[Opening Information section]

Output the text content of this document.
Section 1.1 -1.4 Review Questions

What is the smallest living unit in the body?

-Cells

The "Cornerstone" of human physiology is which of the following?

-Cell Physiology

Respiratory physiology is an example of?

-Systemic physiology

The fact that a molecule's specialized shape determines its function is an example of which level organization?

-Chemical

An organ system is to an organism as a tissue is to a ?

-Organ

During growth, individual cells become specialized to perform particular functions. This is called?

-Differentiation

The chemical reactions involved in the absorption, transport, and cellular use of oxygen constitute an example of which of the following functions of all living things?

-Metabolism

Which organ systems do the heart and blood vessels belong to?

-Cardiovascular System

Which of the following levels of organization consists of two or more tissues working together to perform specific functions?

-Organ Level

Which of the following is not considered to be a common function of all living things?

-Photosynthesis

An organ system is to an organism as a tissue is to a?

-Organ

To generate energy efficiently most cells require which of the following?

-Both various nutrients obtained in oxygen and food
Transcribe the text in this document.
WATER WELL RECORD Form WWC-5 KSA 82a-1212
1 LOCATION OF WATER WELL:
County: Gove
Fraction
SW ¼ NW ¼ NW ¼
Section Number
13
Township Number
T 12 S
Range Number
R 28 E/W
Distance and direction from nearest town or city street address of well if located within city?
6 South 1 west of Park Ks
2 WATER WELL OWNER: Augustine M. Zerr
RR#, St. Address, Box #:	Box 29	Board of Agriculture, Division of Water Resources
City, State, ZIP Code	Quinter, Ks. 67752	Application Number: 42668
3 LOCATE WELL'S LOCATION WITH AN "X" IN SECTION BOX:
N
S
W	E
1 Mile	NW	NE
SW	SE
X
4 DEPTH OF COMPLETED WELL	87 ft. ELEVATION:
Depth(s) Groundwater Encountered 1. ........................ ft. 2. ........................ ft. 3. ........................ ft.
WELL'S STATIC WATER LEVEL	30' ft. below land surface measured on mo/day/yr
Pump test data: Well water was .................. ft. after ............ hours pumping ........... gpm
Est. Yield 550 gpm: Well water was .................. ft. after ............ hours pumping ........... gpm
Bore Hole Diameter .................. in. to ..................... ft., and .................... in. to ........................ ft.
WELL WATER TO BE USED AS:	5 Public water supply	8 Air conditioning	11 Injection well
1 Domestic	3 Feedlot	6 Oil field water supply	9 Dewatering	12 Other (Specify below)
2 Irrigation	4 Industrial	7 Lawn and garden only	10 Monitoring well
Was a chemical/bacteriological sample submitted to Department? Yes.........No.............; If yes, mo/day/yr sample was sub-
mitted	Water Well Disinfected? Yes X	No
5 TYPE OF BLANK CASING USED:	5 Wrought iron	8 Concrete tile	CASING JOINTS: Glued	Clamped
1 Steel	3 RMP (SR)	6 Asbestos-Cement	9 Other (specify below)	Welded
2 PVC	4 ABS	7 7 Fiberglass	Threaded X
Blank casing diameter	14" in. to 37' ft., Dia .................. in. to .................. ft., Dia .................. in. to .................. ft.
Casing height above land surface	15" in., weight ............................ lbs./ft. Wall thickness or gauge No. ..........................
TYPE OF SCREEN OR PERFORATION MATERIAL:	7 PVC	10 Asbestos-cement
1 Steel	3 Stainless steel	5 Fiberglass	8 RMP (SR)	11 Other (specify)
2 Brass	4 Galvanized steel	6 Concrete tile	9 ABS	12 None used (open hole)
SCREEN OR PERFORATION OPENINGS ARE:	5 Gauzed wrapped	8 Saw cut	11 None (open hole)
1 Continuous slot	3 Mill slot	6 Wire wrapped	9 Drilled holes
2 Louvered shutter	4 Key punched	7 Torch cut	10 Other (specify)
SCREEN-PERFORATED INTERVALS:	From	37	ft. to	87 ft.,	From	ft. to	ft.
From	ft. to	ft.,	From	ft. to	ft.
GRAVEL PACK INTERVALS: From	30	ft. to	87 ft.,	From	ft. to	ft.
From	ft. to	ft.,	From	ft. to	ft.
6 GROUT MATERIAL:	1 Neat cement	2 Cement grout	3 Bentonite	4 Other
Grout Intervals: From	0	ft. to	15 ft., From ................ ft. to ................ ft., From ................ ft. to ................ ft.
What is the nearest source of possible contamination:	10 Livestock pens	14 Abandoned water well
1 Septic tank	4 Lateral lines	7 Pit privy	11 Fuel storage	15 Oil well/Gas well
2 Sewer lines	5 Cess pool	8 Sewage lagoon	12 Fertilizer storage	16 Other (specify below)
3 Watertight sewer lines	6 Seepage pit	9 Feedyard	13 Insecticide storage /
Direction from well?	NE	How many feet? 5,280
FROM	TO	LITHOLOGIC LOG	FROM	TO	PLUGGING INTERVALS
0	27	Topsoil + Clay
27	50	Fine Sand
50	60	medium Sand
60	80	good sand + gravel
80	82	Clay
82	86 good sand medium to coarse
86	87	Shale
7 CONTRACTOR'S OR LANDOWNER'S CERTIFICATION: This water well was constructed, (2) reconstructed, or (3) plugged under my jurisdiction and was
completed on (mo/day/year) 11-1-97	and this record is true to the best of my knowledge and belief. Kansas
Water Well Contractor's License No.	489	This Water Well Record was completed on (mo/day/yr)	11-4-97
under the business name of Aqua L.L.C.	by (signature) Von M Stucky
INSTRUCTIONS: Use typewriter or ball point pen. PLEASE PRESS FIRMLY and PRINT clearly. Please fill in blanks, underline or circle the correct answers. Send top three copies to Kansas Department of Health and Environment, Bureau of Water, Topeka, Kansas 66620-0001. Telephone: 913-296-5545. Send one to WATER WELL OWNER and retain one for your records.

[Closing Information section]

How to complete this task
Each line of the records that contains the string "organization" must be copied.

Solution for this task
The fact that a molecule's specialized shape determines its function is an example of which level organization?
Which of the following levels of organization consists of two or more tissues working together to perform specific functions?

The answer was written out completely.